> DATASET ROWS:
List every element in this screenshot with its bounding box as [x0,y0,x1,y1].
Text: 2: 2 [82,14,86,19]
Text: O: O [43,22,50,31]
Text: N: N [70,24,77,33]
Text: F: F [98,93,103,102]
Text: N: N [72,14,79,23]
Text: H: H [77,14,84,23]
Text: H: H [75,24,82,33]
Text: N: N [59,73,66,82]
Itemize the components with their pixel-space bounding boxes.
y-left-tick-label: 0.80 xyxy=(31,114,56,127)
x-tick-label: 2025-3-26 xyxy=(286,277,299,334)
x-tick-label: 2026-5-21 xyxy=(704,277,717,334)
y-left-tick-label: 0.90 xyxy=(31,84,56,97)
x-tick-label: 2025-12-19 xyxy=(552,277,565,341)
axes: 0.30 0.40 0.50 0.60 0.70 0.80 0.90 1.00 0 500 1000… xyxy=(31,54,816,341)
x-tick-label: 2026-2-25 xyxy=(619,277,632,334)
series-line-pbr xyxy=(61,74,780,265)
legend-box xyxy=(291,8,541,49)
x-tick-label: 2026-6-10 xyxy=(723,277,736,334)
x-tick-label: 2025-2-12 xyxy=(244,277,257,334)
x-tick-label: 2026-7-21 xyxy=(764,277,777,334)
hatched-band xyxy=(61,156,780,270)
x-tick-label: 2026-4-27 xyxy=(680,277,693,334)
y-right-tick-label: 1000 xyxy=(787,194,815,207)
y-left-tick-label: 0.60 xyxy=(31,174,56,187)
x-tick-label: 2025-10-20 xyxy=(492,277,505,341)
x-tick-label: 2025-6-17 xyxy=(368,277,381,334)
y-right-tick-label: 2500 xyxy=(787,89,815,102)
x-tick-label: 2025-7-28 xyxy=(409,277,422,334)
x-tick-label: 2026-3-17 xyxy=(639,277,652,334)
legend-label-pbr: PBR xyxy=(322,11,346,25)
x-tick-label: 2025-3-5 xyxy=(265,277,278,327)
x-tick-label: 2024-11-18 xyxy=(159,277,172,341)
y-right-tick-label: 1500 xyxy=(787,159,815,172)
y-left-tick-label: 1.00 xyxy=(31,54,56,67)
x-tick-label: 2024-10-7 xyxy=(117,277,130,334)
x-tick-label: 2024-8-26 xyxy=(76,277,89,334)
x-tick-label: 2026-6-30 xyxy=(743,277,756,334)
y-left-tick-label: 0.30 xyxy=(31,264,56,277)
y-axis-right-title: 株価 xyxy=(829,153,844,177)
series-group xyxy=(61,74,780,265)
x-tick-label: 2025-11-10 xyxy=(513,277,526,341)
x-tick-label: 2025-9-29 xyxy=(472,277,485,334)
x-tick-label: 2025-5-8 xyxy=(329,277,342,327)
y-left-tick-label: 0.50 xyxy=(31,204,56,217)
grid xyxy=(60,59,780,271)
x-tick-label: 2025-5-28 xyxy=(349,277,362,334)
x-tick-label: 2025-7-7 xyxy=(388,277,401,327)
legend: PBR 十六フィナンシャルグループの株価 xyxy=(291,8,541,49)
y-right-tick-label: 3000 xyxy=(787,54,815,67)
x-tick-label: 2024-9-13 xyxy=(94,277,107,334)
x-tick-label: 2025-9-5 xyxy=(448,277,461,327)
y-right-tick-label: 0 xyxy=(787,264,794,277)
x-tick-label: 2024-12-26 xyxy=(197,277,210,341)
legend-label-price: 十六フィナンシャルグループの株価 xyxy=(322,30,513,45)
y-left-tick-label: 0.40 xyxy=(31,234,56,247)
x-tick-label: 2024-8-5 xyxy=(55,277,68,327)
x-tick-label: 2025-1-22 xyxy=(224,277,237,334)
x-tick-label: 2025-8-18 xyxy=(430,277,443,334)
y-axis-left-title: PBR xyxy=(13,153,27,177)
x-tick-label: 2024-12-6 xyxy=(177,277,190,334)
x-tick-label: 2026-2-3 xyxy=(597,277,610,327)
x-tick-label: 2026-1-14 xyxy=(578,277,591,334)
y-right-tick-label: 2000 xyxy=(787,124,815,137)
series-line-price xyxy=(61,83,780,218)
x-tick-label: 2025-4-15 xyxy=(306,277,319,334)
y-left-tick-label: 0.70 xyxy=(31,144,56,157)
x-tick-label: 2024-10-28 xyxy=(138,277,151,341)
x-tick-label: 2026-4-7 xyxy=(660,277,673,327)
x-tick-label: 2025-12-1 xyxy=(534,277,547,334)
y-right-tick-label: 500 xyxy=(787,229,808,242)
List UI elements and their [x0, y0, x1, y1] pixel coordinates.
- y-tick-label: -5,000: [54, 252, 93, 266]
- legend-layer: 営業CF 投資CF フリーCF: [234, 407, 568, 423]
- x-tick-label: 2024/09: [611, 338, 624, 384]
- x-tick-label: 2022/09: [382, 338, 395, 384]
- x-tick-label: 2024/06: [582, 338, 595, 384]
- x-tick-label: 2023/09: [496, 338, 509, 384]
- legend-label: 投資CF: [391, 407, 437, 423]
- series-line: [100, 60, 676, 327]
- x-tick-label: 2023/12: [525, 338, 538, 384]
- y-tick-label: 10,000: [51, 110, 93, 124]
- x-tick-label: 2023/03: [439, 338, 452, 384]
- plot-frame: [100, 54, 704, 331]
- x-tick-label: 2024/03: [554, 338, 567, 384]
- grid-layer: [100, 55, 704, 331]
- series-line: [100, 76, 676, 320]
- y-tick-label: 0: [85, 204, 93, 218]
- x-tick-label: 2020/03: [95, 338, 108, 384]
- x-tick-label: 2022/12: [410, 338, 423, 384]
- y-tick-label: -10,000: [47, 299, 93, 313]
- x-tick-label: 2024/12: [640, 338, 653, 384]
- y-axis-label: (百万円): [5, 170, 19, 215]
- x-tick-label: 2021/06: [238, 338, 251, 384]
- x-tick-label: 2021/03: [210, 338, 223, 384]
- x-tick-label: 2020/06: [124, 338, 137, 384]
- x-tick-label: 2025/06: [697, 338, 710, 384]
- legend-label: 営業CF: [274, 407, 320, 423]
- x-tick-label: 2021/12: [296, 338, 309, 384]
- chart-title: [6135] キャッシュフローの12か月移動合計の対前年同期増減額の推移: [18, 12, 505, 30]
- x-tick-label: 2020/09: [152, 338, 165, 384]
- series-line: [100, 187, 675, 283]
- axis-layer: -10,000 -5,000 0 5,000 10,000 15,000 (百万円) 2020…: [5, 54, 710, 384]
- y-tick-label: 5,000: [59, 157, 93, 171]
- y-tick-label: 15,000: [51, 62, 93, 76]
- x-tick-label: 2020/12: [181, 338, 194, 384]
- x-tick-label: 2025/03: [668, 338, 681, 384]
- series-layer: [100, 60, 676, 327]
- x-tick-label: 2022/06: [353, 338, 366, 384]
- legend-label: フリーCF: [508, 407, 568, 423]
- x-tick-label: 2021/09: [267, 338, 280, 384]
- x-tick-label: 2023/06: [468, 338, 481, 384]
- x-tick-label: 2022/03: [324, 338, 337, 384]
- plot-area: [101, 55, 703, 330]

> WHAT YOU NEED TO DO:
Locate each row above that contains the word "pixel", and copy those rows in full.

> FINAL RESULT:
Itemize the components with their pixel-space bounding boxes.
List UI elements and their [x0, y0, x1, y1] pixel coordinates.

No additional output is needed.